Selasa, 14 Oktober 2008

Pendekatan Normatif dalam Politik

Pendekatan Normatif[1]
Oleh :
Pamela Maher Wijaya
(mahasiswa Studi Politik dan Pemerintahan dalam Islam Pascasarjana UIN Sunan Kalijaga Yogyakarta)

Teori politik normative, penemuan dan aplikasinya, hubungan antara politik dan moral. Kalau kita pandang di dalam terminology secara sempit sebagai suatu cabang ilmu etika atau moral menjadi dasar dalam mempengaruhi perkembangan kehidupan politik. Teori politik normative adalah cara untuk membahas lembaga social, khususnya berhubungan dengan kekuasaan public, dan tentang hubungan antar individu di dalam lembaga.
Posisi Utama dalam Teori Politik Normatif
Sejak kebangkitannya pada 1970-an. Teori Normatif sudah berkembang ke segala arah. Beberapa penggunanya telah telah mengungkapkan ulang dasar-dasar dari teori yang sudah lama, (diantaranya adalah feminis) telah mencari ide baru. Tiga pendekatan teori normative telah mendominasi perdebatan pada tahun 1970-an dan setelahnya, diantaranya Ultilitarianisme, deontological liberalism dan communitarianism.

A. Ultilitarianisme
Ultilitarianisme adalah filosofi dan moral yang sering dikaitkan dengan pembaharu social yang radikal pada abad ke-19 yaitu, Jeremy Bentham. Seperti yang lain, Bentham curiga dengan aksi politik yang dibangun diatas klaim yang abstrak dan spekulatif tentang hak alami dan kewajiban kita, justru dia mengungkapkan hal yang dia pikir menjadi fakta mendasar tentang manusia yang diungkapkan dengan observasi empiric.
Menurut Bentham, manusia dimotivasi oleh suatu keinginan untuk meraih kebahagiaan dan untuk menghindari penderitaan karena itu keputusan moral politik yang paling benar adalah mencari kebahagiaan terbesar bagi masyarakat umum. Kebahagiaan ini dapat diukur berdasarkan kegunaanya, dimaksudkan untuk menghasilkan kemanfaatan, kegunaan, kesenangan, kebaikan atau kebahagiaan, dan objek dari pembuat kebijakan harus dimaksimalkan kegunaan sosialnya.
Bentham tidak mencari aksi yang secara tepat dapat memaksimalkan kebahagiaan, hal itu diserahkan kepada anggota masyarakat. Setiap individu harus mendefinisikan kebaikannya sendiri dan kepada pembuatan keputusan social keinginan dari tiap individu harus dimaksudkkan sejajar pada semua hitungan kegunaan.
════════
> _PERMINTAAN YANG DIBERIKAN 1_
Jawab pertanyaan berikut berdasarkan teks pendekatan normatif di atas.
(a) Sejak dekade berapa Teori Normatif disebut mengalami kebangkitan?
(b) Tiga pendekatan teori normatif apa yang mendominasi perdebatan pada masa itu dan setelahnya?
(c) Menurut Bentham, manusia dimotivasi oleh keinginan apa?
════════
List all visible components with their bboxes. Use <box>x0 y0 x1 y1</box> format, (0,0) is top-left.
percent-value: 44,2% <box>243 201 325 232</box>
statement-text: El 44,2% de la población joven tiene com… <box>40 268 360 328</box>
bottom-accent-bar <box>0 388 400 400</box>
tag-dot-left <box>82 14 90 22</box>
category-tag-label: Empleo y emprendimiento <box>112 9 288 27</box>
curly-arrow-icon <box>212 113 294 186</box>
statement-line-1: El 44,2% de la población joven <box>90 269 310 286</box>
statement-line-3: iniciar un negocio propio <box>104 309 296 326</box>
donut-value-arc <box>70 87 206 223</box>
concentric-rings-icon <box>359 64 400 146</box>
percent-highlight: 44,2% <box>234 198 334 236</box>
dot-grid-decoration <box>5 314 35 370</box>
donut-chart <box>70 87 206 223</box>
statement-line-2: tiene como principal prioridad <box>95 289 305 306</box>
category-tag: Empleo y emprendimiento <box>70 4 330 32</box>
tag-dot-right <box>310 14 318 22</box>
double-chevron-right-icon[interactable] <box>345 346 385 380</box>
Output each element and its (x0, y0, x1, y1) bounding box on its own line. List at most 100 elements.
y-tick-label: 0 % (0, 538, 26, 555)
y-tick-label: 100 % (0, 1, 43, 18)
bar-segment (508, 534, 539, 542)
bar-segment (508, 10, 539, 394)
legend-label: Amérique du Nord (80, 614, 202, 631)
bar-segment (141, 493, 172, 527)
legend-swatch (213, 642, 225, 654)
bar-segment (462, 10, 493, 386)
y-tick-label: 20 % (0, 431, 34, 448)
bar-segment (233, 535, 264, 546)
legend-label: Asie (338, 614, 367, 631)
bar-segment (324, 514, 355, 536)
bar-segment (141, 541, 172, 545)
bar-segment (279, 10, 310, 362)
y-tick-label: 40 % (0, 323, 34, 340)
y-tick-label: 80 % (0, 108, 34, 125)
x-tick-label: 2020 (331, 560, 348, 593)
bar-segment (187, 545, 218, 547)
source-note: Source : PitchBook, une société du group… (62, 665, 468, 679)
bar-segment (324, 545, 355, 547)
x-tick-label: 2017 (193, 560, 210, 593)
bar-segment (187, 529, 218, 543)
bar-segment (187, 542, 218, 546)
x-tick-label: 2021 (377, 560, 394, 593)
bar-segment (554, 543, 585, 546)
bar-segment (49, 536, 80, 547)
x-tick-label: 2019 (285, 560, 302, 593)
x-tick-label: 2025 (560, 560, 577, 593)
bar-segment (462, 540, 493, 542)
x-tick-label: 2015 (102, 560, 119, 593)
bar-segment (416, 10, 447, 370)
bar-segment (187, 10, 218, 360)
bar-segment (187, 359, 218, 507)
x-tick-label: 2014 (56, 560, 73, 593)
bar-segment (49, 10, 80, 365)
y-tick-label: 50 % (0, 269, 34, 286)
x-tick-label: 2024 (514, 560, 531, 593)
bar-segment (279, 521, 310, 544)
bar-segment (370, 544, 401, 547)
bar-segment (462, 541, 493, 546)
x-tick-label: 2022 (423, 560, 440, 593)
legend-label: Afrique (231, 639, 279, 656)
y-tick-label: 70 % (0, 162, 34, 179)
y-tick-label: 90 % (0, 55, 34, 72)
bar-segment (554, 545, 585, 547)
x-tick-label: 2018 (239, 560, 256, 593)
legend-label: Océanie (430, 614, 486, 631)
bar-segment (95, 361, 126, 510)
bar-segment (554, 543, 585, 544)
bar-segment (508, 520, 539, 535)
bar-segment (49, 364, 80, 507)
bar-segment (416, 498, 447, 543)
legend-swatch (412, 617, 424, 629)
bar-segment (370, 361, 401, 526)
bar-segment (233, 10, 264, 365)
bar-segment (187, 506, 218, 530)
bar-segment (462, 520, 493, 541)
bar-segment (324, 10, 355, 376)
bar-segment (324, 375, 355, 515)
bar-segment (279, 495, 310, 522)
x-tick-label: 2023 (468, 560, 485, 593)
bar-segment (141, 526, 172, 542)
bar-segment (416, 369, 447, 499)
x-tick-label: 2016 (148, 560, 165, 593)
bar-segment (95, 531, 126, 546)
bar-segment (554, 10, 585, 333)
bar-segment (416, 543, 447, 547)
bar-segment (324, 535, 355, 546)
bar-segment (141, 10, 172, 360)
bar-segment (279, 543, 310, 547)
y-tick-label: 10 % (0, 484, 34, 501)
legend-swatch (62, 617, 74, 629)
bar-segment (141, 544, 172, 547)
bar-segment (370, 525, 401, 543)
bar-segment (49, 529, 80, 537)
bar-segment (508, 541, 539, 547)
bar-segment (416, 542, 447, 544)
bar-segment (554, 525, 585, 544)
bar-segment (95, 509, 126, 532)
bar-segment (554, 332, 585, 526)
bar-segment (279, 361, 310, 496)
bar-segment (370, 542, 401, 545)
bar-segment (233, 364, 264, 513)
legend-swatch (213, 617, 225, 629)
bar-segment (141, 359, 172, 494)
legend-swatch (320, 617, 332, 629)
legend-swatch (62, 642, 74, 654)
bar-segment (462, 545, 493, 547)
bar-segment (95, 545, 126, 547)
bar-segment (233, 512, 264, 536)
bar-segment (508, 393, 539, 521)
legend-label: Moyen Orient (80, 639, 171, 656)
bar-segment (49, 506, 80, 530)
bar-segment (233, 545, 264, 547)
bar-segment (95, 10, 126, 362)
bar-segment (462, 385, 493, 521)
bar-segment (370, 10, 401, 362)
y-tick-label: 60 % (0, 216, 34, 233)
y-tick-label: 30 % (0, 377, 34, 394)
════════
> _PERMINTAAN YANG DIBERIKAN 2_
Tolong tulis ulang bentangan baris data di atas, mulai dari baris pertama sampai baris yang memuat "bar-segment (462, 540, 493, 542)", dengan nama "y-tick-label" diubah menjadi "y-axis-label" dan semua hal lain tetap sama. Berikan hanya baris-baris tersebut.

> _KELUARAN YANG DIHARAPKAN 1_
(a) Sejak 1970-an.
(b) Ultilitarianisme, deontological liberalism, dan communitarianism.
(c) Keinginan untuk meraih kebahagiaan dan untuk menghindari penderitaan.

> _KELUARAN YANG DIHARAPKAN 2_
List all visible components with their bboxes. Use <box>x0 y0 x1 y1</box> format, (0,0) is top-left.
percent-value: 44,2% <box>243 201 325 232</box>
statement-text: El 44,2% de la población joven tiene com… <box>40 268 360 328</box>
bottom-accent-bar <box>0 388 400 400</box>
tag-dot-left <box>82 14 90 22</box>
category-tag-label: Empleo y emprendimiento <box>112 9 288 27</box>
curly-arrow-icon <box>212 113 294 186</box>
statement-line-1: El 44,2% de la población joven <box>90 269 310 286</box>
statement-line-3: iniciar un negocio propio <box>104 309 296 326</box>
donut-value-arc <box>70 87 206 223</box>
concentric-rings-icon <box>359 64 400 146</box>
percent-highlight: 44,2% <box>234 198 334 236</box>
dot-grid-decoration <box>5 314 35 370</box>
donut-chart <box>70 87 206 223</box>
statement-line-2: tiene como principal prioridad <box>95 289 305 306</box>
category-tag: Empleo y emprendimiento <box>70 4 330 32</box>
tag-dot-right <box>310 14 318 22</box>
double-chevron-right-icon[interactable] <box>345 346 385 380</box>
Output each element and its (x0, y0, x1, y1) bounding box on its own line. List at most 100 elements.
y-axis-label: 0 % (0, 538, 26, 555)
y-axis-label: 100 % (0, 1, 43, 18)
bar-segment (508, 534, 539, 542)
bar-segment (508, 10, 539, 394)
legend-label: Amérique du Nord (80, 614, 202, 631)
bar-segment (141, 493, 172, 527)
legend-swatch (213, 642, 225, 654)
bar-segment (462, 10, 493, 386)
y-axis-label: 20 % (0, 431, 34, 448)
bar-segment (233, 535, 264, 546)
legend-label: Asie (338, 614, 367, 631)
bar-segment (324, 514, 355, 536)
bar-segment (141, 541, 172, 545)
bar-segment (279, 10, 310, 362)
y-axis-label: 40 % (0, 323, 34, 340)
y-axis-label: 80 % (0, 108, 34, 125)
x-tick-label: 2020 (331, 560, 348, 593)
bar-segment (187, 545, 218, 547)
source-note: Source : PitchBook, une société du group… (62, 665, 468, 679)
bar-segment (324, 545, 355, 547)
x-tick-label: 2017 (193, 560, 210, 593)
bar-segment (187, 529, 218, 543)
bar-segment (187, 542, 218, 546)
x-tick-label: 2021 (377, 560, 394, 593)
bar-segment (554, 543, 585, 546)
bar-segment (49, 536, 80, 547)
x-tick-label: 2019 (285, 560, 302, 593)
x-tick-label: 2025 (560, 560, 577, 593)
bar-segment (462, 540, 493, 542)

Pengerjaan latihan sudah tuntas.